= Written instruction =
Set down the material below in full, matching it exactly.
-------
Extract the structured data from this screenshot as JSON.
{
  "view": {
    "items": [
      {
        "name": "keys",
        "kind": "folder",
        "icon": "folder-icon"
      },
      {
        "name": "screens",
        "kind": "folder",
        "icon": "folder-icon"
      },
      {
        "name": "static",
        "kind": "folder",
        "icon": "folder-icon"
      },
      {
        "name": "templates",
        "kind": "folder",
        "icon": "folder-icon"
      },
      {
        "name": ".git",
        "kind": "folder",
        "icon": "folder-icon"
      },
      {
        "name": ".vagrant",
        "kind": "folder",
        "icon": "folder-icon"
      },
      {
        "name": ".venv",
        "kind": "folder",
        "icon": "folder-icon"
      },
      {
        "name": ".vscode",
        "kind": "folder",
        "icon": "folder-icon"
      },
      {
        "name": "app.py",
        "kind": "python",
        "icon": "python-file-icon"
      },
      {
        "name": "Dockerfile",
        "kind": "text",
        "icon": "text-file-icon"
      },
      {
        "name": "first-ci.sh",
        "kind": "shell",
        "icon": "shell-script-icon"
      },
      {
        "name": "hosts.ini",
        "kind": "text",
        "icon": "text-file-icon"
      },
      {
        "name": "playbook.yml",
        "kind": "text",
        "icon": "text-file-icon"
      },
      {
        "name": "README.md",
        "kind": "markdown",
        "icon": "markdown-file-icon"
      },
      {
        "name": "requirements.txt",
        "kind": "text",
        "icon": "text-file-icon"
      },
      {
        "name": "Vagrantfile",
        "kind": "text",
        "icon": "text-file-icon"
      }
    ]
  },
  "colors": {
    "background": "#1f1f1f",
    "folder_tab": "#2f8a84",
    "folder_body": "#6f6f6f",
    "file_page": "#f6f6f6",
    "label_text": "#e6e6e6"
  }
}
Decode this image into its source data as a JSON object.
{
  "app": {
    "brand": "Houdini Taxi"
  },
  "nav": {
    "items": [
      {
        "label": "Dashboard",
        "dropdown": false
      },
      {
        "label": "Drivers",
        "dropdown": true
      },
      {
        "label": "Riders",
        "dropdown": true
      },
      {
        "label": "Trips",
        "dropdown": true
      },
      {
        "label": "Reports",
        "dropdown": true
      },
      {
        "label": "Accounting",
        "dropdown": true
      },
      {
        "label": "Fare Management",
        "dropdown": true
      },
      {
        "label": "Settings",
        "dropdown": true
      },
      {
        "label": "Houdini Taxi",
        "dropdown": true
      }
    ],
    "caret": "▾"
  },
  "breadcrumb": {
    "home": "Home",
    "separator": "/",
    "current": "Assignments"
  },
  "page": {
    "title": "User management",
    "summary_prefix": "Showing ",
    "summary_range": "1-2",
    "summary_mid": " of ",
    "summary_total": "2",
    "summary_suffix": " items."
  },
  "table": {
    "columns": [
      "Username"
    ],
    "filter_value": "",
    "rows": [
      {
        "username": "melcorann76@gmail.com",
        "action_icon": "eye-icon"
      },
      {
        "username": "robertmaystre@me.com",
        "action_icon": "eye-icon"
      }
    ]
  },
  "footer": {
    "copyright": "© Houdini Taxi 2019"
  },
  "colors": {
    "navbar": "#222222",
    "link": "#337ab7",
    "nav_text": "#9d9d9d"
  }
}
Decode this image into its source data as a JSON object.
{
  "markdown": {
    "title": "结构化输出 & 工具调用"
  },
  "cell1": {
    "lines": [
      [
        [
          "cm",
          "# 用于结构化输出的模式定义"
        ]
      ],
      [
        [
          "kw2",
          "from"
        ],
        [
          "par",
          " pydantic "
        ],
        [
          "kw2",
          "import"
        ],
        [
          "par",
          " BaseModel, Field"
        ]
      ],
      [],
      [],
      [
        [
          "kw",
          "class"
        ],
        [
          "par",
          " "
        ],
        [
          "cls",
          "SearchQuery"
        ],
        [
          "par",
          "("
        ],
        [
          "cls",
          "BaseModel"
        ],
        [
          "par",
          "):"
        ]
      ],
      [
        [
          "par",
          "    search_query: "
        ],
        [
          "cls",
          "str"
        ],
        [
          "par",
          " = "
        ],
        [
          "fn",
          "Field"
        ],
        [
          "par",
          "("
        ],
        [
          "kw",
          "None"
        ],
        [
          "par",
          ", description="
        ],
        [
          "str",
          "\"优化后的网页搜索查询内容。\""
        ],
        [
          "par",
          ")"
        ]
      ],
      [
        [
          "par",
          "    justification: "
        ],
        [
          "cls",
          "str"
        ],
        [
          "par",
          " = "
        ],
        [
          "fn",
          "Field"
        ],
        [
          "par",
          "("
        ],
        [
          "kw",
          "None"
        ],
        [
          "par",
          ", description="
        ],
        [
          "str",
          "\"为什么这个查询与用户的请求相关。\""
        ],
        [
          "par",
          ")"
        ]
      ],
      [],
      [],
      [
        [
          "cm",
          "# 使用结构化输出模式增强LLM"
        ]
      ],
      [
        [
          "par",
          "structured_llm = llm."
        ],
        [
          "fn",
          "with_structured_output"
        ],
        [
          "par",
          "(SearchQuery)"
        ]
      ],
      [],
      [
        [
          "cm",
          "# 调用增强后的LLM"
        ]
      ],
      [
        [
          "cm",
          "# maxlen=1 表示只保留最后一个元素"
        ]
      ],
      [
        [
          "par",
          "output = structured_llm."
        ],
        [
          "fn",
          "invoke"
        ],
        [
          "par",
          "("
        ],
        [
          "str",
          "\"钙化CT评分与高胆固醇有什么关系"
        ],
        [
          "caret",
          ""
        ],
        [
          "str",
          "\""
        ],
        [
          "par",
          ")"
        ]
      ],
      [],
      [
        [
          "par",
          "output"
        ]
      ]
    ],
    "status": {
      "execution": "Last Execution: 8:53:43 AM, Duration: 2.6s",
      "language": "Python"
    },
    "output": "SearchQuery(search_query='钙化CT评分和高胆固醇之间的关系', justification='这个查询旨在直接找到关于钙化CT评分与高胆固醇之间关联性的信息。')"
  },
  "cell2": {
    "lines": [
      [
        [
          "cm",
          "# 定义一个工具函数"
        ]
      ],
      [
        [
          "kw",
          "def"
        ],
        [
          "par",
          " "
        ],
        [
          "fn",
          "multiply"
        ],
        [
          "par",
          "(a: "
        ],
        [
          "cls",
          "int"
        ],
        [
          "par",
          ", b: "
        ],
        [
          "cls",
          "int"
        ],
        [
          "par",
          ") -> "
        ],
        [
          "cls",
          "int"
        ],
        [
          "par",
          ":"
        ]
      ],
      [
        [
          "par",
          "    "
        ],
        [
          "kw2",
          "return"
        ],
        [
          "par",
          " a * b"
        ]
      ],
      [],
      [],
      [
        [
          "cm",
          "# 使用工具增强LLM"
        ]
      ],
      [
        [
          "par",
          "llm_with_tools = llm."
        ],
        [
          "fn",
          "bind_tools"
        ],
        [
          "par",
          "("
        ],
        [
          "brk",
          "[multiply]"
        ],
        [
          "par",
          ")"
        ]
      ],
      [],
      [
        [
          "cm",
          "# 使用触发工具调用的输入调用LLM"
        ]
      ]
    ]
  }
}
-------
= The solution =
Extract the structured data from this screenshot as JSON.
{
  "view": {
    "items": [
      {
        "name": "keys",
        "kind": "folder",
        "icon": "folder-icon"
      },
      {
        "name": "screens",
        "kind": "folder",
        "icon": "folder-icon"
      },
      {
        "name": "static",
        "kind": "folder",
        "icon": "folder-icon"
      },
      {
        "name": "templates",
        "kind": "folder",
        "icon": "folder-icon"
      },
      {
        "name": ".git",
        "kind": "folder",
        "icon": "folder-icon"
      },
      {
        "name": ".vagrant",
        "kind": "folder",
        "icon": "folder-icon"
      },
      {
        "name": ".venv",
        "kind": "folder",
        "icon": "folder-icon"
      },
      {
        "name": ".vscode",
        "kind": "folder",
        "icon": "folder-icon"
      },
      {
        "name": "app.py",
        "kind": "python",
        "icon": "python-file-icon"
      },
      {
        "name": "Dockerfile",
        "kind": "text",
        "icon": "text-file-icon"
      },
      {
        "name": "first-ci.sh",
        "kind": "shell",
        "icon": "shell-script-icon"
      },
      {
        "name": "hosts.ini",
        "kind": "text",
        "icon": "text-file-icon"
      },
      {
        "name": "playbook.yml",
        "kind": "text",
        "icon": "text-file-icon"
      },
      {
        "name": "README.md",
        "kind": "markdown",
        "icon": "markdown-file-icon"
      },
      {
        "name": "requirements.txt",
        "kind": "text",
        "icon": "text-file-icon"
      },
      {
        "name": "Vagrantfile",
        "kind": "text",
        "icon": "text-file-icon"
      }
    ]
  },
  "colors": {
    "background": "#1f1f1f",
    "folder_tab": "#2f8a84",
    "folder_body": "#6f6f6f",
    "file_page": "#f6f6f6",
    "label_text": "#e6e6e6"
  }
}
Decode this image into its source data as a JSON object.
{
  "app": {
    "brand": "Houdini Taxi"
  },
  "nav": {
    "items": [
      {
        "label": "Dashboard",
        "dropdown": false
      },
      {
        "label": "Drivers",
        "dropdown": true
      },
      {
        "label": "Riders",
        "dropdown": true
      },
      {
        "label": "Trips",
        "dropdown": true
      },
      {
        "label": "Reports",
        "dropdown": true
      },
      {
        "label": "Accounting",
        "dropdown": true
      },
      {
        "label": "Fare Management",
        "dropdown": true
      },
      {
        "label": "Settings",
        "dropdown": true
      },
      {
        "label": "Houdini Taxi",
        "dropdown": true
      }
    ],
    "caret": "▾"
  },
  "breadcrumb": {
    "home": "Home",
    "separator": "/",
    "current": "Assignments"
  },
  "page": {
    "title": "User management",
    "summary_prefix": "Showing ",
    "summary_range": "1-2",
    "summary_mid": " of ",
    "summary_total": "2",
    "summary_suffix": " items."
  },
  "table": {
    "columns": [
      "Username"
    ],
    "filter_value": "",
    "rows": [
      {
        "username": "melcorann76@gmail.com",
        "action_icon": "eye-icon"
      },
      {
        "username": "robertmaystre@me.com",
        "action_icon": "eye-icon"
      }
    ]
  },
  "footer": {
    "copyright": "© Houdini Taxi 2019"
  },
  "colors": {
    "navbar": "#222222",
    "link": "#337ab7",
    "nav_text": "#9d9d9d"
  }
}
Decode this image into its source data as a JSON object.
{
  "markdown": {
    "title": "结构化输出 & 工具调用"
  },
  "cell1": {
    "lines": [
      [
        [
          "cm",
          "# 用于结构化输出的模式定义"
        ]
      ],
      [
        [
          "kw2",
          "from"
        ],
        [
          "par",
          " pydantic "
        ],
        [
          "kw2",
          "import"
        ],
        [
          "par",
          " BaseModel, Field"
        ]
      ],
      [],
      [],
      [
        [
          "kw",
          "class"
        ],
        [
          "par",
          " "
        ],
        [
          "cls",
          "SearchQuery"
        ],
        [
          "par",
          "("
        ],
        [
          "cls",
          "BaseModel"
        ],
        [
          "par",
          "):"
        ]
      ],
      [
        [
          "par",
          "    search_query: "
        ],
        [
          "cls",
          "str"
        ],
        [
          "par",
          " = "
        ],
        [
          "fn",
          "Field"
        ],
        [
          "par",
          "("
        ],
        [
          "kw",
          "None"
        ],
        [
          "par",
          ", description="
        ],
        [
          "str",
          "\"优化后的网页搜索查询内容。\""
        ],
        [
          "par",
          ")"
        ]
      ],
      [
        [
          "par",
          "    justification: "
        ],
        [
          "cls",
          "str"
        ],
        [
          "par",
          " = "
        ],
        [
          "fn",
          "Field"
        ],
        [
          "par",
          "("
        ],
        [
          "kw",
          "None"
        ],
        [
          "par",
          ", description="
        ],
        [
          "str",
          "\"为什么这个查询与用户的请求相关。\""
        ],
        [
          "par",
          ")"
        ]
      ],
      [],
      [],
      [
        [
          "cm",
          "# 使用结构化输出模式增强LLM"
        ]
      ],
      [
        [
          "par",
          "structured_llm = llm."
        ],
        [
          "fn",
          "with_structured_output"
        ],
        [
          "par",
          "(SearchQuery)"
        ]
      ],
      [],
      [
        [
          "cm",
          "# 调用增强后的LLM"
        ]
      ],
      [
        [
          "cm",
          "# maxlen=1 表示只保留最后一个元素"
        ]
      ],
      [
        [
          "par",
          "output = structured_llm."
        ],
        [
          "fn",
          "invoke"
        ],
        [
          "par",
          "("
        ],
        [
          "str",
          "\"钙化CT评分与高胆固醇有什么关系"
        ],
        [
          "caret",
          ""
        ],
        [
          "str",
          "\""
        ],
        [
          "par",
          ")"
        ]
      ],
      [],
      [
        [
          "par",
          "output"
        ]
      ]
    ],
    "status": {
      "execution": "Last Execution: 8:53:43 AM, Duration: 2.6s",
      "language": "Python"
    },
    "output": "SearchQuery(search_query='钙化CT评分和高胆固醇之间的关系', justification='这个查询旨在直接找到关于钙化CT评分与高胆固醇之间关联性的信息。')"
  },
  "cell2": {
    "lines": [
      [
        [
          "cm",
          "# 定义一个工具函数"
        ]
      ],
      [
        [
          "kw",
          "def"
        ],
        [
          "par",
          " "
        ],
        [
          "fn",
          "multiply"
        ],
        [
          "par",
          "(a: "
        ],
        [
          "cls",
          "int"
        ],
        [
          "par",
          ", b: "
        ],
        [
          "cls",
          "int"
        ],
        [
          "par",
          ") -> "
        ],
        [
          "cls",
          "int"
        ],
        [
          "par",
          ":"
        ]
      ],
      [
        [
          "par",
          "    "
        ],
        [
          "kw2",
          "return"
        ],
        [
          "par",
          " a * b"
        ]
      ],
      [],
      [],
      [
        [
          "cm",
          "# 使用工具增强LLM"
        ]
      ],
      [
        [
          "par",
          "llm_with_tools = llm."
        ],
        [
          "fn",
          "bind_tools"
        ],
        [
          "par",
          "("
        ],
        [
          "brk",
          "[multiply]"
        ],
        [
          "par",
          ")"
        ]
      ],
      [],
      [
        [
          "cm",
          "# 使用触发工具调用的输入调用LLM"
        ]
      ]
    ]
  }
}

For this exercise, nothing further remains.